### WHAT YOU WILL DO
Your task is to quote the material that follows, in full and exactly.
** start of DATA FOR THE TASK **
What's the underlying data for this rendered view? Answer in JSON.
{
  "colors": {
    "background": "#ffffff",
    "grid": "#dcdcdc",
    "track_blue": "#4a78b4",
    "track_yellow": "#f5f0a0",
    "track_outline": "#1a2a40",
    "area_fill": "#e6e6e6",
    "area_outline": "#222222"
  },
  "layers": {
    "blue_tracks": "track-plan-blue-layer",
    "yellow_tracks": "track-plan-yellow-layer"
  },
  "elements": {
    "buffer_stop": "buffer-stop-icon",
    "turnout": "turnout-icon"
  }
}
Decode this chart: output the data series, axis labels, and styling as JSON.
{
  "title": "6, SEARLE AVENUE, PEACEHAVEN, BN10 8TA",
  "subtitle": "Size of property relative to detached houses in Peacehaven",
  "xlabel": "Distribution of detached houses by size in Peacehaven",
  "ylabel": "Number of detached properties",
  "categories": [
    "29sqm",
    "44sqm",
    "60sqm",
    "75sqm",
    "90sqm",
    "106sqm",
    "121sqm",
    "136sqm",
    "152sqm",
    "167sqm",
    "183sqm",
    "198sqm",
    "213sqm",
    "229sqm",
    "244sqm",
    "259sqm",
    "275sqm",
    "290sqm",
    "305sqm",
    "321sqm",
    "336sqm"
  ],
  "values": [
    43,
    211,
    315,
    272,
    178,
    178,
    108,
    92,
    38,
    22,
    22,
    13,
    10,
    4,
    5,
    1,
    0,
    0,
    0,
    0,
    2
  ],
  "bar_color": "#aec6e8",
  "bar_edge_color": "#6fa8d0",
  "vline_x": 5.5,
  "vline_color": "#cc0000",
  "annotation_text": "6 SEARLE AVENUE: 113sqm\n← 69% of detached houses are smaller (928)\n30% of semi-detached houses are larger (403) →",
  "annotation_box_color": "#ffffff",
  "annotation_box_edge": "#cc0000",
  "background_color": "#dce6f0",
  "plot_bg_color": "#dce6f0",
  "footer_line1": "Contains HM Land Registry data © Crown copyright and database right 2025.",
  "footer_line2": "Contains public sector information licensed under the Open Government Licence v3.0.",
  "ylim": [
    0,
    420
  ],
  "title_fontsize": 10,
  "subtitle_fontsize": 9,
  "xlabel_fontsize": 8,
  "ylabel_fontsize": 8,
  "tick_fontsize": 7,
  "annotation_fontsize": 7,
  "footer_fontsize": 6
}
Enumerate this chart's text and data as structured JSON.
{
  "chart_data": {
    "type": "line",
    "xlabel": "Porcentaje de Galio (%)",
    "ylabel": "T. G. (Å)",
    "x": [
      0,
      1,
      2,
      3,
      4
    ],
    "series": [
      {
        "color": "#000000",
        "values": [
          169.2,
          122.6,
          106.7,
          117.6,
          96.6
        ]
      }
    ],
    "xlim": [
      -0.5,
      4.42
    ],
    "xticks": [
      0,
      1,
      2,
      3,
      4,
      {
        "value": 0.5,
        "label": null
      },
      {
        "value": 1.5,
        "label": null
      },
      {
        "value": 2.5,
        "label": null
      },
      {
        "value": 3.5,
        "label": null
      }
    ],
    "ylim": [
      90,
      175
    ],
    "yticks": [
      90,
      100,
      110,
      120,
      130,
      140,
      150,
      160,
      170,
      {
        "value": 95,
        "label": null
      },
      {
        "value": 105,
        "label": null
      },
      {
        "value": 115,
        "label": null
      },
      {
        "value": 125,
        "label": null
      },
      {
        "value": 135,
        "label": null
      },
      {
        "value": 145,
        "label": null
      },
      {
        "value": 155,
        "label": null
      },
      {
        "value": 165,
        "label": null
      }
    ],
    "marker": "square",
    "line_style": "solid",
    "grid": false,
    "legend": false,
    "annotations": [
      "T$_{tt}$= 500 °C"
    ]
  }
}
** end of DATA FOR THE TASK **
### THE REPLY
What's the underlying data for this rendered view? Answer in JSON.
{
  "colors": {
    "background": "#ffffff",
    "grid": "#dcdcdc",
    "track_blue": "#4a78b4",
    "track_yellow": "#f5f0a0",
    "track_outline": "#1a2a40",
    "area_fill": "#e6e6e6",
    "area_outline": "#222222"
  },
  "layers": {
    "blue_tracks": "track-plan-blue-layer",
    "yellow_tracks": "track-plan-yellow-layer"
  },
  "elements": {
    "buffer_stop": "buffer-stop-icon",
    "turnout": "turnout-icon"
  }
}
Decode this chart: output the data series, axis labels, and styling as JSON.
{
  "title": "6, SEARLE AVENUE, PEACEHAVEN, BN10 8TA",
  "subtitle": "Size of property relative to detached houses in Peacehaven",
  "xlabel": "Distribution of detached houses by size in Peacehaven",
  "ylabel": "Number of detached properties",
  "categories": [
    "29sqm",
    "44sqm",
    "60sqm",
    "75sqm",
    "90sqm",
    "106sqm",
    "121sqm",
    "136sqm",
    "152sqm",
    "167sqm",
    "183sqm",
    "198sqm",
    "213sqm",
    "229sqm",
    "244sqm",
    "259sqm",
    "275sqm",
    "290sqm",
    "305sqm",
    "321sqm",
    "336sqm"
  ],
  "values": [
    43,
    211,
    315,
    272,
    178,
    178,
    108,
    92,
    38,
    22,
    22,
    13,
    10,
    4,
    5,
    1,
    0,
    0,
    0,
    0,
    2
  ],
  "bar_color": "#aec6e8",
  "bar_edge_color": "#6fa8d0",
  "vline_x": 5.5,
  "vline_color": "#cc0000",
  "annotation_text": "6 SEARLE AVENUE: 113sqm\n← 69% of detached houses are smaller (928)\n30% of semi-detached houses are larger (403) →",
  "annotation_box_color": "#ffffff",
  "annotation_box_edge": "#cc0000",
  "background_color": "#dce6f0",
  "plot_bg_color": "#dce6f0",
  "footer_line1": "Contains HM Land Registry data © Crown copyright and database right 2025.",
  "footer_line2": "Contains public sector information licensed under the Open Government Licence v3.0.",
  "ylim": [
    0,
    420
  ],
  "title_fontsize": 10,
  "subtitle_fontsize": 9,
  "xlabel_fontsize": 8,
  "ylabel_fontsize": 8,
  "tick_fontsize": 7,
  "annotation_fontsize": 7,
  "footer_fontsize": 6
}
Enumerate this chart's text and data as structured JSON.
{
  "chart_data": {
    "type": "line",
    "xlabel": "Porcentaje de Galio (%)",
    "ylabel": "T. G. (Å)",
    "x": [
      0,
      1,
      2,
      3,
      4
    ],
    "series": [
      {
        "color": "#000000",
        "values": [
          169.2,
          122.6,
          106.7,
          117.6,
          96.6
        ]
      }
    ],
    "xlim": [
      -0.5,
      4.42
    ],
    "xticks": [
      0,
      1,
      2,
      3,
      4,
      {
        "value": 0.5,
        "label": null
      },
      {
        "value": 1.5,
        "label": null
      },
      {
        "value": 2.5,
        "label": null
      },
      {
        "value": 3.5,
        "label": null
      }
    ],
    "ylim": [
      90,
      175
    ],
    "yticks": [
      90,
      100,
      110,
      120,
      130,
      140,
      150,
      160,
      170,
      {
        "value": 95,
        "label": null
      },
      {
        "value": 105,
        "label": null
      },
      {
        "value": 115,
        "label": null
      },
      {
        "value": 125,
        "label": null
      },
      {
        "value": 135,
        "label": null
      },
      {
        "value": 145,
        "label": null
      },
      {
        "value": 155,
        "label": null
      },
      {
        "value": 165,
        "label": null
      }
    ],
    "marker": "square",
    "line_style": "solid",
    "grid": false,
    "legend": false,
    "annotations": [
      "T$_{tt}$= 500 °C"
    ]
  }
}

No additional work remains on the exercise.